> Work instructions:
Gather from the material every line that contains the string "jatkuvista".

> Dataset entries:

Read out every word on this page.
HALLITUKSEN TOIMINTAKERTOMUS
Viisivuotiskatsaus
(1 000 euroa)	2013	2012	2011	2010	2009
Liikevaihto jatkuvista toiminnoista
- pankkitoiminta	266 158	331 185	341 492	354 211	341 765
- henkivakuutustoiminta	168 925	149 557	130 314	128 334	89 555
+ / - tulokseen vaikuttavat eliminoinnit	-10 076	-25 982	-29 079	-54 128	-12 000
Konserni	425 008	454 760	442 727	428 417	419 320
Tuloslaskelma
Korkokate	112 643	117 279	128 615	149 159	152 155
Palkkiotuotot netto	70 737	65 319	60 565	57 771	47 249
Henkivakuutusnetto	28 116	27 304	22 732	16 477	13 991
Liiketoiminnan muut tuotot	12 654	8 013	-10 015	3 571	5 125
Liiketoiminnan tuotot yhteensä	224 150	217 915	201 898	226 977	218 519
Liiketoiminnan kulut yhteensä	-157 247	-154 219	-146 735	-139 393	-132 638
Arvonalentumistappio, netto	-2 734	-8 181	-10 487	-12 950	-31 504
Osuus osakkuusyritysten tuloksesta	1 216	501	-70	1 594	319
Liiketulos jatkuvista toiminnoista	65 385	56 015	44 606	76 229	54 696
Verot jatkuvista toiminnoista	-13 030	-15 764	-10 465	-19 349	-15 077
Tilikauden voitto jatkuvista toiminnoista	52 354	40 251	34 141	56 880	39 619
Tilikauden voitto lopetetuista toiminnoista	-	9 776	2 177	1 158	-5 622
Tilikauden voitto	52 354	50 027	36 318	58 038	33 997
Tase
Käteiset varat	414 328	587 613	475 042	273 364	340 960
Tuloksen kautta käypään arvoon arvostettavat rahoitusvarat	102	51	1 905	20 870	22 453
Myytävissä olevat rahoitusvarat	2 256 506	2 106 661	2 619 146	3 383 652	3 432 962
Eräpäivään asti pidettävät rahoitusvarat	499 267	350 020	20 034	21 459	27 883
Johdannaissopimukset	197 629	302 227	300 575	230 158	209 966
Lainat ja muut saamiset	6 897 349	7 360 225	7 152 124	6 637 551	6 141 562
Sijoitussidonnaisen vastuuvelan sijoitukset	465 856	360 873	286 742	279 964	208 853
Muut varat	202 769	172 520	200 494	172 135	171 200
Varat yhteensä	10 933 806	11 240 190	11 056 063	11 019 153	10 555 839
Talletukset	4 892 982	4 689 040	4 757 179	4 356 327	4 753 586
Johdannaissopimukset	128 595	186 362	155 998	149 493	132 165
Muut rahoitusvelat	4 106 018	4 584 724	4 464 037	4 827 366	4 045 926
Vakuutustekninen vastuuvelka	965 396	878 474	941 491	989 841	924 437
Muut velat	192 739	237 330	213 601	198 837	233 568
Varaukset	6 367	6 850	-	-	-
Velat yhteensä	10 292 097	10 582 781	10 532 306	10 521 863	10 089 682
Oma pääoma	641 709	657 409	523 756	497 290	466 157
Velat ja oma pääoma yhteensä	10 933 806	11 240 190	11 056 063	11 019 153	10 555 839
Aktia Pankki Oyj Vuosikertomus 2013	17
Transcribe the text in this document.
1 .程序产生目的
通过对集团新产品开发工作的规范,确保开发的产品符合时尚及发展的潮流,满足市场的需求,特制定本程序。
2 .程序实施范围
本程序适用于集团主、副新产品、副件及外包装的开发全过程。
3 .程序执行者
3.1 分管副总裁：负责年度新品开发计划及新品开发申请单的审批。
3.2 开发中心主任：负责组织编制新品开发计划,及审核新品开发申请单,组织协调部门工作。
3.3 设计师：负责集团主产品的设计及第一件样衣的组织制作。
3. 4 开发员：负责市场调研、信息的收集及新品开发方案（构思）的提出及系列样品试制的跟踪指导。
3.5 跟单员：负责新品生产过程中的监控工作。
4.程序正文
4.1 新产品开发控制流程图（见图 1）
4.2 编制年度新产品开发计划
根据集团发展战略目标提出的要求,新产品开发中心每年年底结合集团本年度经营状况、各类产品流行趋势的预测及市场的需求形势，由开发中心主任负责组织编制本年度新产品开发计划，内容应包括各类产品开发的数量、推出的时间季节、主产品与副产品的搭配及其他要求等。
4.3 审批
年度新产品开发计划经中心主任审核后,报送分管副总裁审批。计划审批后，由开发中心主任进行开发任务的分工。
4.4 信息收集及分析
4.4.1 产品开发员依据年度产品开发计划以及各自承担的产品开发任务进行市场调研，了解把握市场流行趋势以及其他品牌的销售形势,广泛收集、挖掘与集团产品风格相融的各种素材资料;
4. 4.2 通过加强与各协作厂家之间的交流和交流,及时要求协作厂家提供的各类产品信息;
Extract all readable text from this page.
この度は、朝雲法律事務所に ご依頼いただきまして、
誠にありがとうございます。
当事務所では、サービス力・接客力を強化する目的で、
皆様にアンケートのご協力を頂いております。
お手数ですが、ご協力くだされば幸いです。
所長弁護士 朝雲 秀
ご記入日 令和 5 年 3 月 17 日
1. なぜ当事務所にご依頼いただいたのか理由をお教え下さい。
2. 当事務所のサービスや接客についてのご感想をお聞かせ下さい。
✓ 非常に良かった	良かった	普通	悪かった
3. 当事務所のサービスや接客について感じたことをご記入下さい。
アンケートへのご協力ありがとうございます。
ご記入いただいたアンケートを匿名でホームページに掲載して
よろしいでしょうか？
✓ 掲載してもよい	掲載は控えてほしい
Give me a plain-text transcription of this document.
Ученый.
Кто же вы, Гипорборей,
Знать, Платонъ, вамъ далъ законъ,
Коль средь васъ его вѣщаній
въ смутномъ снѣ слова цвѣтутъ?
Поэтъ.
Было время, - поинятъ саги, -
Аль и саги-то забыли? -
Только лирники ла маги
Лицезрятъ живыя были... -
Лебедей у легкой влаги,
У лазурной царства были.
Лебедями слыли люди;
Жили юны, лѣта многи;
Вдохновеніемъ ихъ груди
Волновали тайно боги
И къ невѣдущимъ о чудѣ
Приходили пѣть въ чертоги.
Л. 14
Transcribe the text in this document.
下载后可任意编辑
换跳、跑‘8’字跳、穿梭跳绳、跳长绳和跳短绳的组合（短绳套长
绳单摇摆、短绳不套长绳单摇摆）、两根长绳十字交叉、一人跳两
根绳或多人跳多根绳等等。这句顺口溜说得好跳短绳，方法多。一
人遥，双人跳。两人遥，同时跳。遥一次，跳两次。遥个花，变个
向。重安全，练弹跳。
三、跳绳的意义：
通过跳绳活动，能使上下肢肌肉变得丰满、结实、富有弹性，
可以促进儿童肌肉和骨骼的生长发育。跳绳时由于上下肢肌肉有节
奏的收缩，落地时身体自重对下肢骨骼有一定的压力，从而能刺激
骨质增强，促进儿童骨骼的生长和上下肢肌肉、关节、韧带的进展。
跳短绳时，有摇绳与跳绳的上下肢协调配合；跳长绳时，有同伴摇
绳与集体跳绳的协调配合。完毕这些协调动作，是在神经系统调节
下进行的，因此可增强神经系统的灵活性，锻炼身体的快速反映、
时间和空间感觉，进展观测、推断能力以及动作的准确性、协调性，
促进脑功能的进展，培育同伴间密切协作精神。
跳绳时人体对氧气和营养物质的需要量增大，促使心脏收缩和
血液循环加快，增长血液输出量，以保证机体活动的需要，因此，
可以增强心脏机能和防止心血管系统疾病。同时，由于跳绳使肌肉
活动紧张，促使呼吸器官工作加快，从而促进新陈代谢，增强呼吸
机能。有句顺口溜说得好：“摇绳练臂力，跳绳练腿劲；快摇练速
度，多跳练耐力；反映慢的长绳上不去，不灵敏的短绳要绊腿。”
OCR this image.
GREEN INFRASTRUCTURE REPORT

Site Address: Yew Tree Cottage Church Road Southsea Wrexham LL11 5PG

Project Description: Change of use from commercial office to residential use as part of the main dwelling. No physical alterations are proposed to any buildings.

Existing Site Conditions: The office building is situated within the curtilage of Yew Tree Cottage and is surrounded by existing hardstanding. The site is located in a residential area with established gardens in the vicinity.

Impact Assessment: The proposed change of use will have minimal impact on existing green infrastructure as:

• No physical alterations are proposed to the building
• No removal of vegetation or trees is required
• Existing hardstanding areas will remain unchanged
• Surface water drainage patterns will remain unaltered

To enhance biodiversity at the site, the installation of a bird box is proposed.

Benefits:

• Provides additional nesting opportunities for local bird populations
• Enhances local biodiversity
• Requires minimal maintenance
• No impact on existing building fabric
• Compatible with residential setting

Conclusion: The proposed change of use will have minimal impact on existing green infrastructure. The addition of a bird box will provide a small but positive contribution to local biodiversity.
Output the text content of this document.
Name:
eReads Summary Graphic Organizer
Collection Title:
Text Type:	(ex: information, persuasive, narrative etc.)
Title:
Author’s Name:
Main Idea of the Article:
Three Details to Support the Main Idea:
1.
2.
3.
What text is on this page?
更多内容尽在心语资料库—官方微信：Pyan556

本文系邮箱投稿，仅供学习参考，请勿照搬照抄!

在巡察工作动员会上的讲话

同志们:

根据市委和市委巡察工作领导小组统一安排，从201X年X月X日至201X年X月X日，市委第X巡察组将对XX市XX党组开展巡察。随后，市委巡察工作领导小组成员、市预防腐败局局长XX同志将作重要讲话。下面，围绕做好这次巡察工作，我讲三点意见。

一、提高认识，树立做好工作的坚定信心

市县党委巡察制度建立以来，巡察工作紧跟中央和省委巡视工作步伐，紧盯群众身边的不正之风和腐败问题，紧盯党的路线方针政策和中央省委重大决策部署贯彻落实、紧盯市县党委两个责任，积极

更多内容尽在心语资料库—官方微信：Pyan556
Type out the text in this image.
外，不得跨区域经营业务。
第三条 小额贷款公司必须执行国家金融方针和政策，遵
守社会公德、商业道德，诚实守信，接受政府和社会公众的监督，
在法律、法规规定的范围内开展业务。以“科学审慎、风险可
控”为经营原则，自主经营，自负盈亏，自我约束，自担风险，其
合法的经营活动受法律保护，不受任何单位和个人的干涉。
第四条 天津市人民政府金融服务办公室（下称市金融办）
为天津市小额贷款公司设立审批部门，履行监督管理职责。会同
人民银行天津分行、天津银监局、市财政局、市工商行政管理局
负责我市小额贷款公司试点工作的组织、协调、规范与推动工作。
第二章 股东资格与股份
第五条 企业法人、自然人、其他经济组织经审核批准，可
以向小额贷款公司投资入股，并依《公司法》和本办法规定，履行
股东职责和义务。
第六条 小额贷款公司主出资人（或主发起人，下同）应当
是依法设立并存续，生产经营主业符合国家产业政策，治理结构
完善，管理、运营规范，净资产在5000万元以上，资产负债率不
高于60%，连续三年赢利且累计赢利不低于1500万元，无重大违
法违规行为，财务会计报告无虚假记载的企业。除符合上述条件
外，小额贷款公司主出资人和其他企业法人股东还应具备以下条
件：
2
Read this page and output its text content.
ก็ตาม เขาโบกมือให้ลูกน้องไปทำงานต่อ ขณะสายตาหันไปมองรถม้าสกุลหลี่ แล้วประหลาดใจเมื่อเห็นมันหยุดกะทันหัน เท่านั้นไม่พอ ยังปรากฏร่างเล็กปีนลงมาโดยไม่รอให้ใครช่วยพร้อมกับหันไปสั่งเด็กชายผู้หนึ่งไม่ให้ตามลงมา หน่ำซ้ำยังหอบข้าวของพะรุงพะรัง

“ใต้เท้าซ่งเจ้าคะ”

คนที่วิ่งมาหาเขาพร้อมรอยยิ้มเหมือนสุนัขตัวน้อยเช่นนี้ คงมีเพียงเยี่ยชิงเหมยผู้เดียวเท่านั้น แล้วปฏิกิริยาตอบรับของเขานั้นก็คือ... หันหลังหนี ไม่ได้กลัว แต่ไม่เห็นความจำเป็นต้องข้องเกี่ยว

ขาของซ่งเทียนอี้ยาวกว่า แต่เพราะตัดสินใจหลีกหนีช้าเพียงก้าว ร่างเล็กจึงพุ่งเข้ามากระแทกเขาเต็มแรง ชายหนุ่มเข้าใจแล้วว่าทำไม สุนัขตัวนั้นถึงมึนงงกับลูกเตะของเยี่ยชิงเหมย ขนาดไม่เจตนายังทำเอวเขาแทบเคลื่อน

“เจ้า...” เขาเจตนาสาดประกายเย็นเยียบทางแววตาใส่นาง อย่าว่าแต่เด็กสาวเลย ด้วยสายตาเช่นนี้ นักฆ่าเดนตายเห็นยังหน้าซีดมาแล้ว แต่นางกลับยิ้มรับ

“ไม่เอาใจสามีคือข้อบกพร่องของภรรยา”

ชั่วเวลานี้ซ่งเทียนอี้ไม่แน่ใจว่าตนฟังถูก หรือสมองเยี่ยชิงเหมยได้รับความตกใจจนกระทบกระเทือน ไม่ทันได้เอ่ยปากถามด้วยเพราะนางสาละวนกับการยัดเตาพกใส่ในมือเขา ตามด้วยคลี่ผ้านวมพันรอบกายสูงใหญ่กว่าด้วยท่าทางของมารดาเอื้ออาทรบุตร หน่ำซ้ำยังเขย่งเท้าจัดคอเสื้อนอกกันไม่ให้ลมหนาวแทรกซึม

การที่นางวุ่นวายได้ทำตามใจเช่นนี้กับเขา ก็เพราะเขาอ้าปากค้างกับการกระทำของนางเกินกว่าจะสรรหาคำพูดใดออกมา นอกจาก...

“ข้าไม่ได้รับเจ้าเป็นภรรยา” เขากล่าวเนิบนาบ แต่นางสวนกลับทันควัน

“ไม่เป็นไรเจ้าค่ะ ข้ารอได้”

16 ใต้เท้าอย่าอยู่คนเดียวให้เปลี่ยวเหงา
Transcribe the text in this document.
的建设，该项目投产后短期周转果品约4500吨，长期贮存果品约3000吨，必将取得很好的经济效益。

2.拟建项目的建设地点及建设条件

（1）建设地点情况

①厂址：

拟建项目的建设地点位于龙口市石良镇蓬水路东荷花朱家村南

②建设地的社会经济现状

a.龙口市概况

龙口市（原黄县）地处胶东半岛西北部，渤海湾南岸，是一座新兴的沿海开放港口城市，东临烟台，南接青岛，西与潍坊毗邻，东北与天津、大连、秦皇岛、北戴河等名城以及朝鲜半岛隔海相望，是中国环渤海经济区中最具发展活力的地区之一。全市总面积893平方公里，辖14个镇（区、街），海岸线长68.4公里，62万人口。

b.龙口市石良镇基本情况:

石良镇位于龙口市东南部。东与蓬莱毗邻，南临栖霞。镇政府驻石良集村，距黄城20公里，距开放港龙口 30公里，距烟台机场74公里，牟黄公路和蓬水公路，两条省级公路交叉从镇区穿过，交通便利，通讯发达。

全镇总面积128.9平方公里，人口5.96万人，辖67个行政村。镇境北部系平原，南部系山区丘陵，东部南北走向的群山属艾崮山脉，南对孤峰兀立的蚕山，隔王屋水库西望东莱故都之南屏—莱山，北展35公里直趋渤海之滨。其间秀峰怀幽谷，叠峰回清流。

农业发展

> Correct output:
Liikevaihto jatkuvista toiminnoista
Liiketulos jatkuvista toiminnoista	65 385	56 015	44 606	76 229	54 696
Verot jatkuvista toiminnoista	-13 030	-15 764	-10 465	-19 349	-15 077
Tilikauden voitto jatkuvista toiminnoista	52 354	40 251	34 141	56 880	39 619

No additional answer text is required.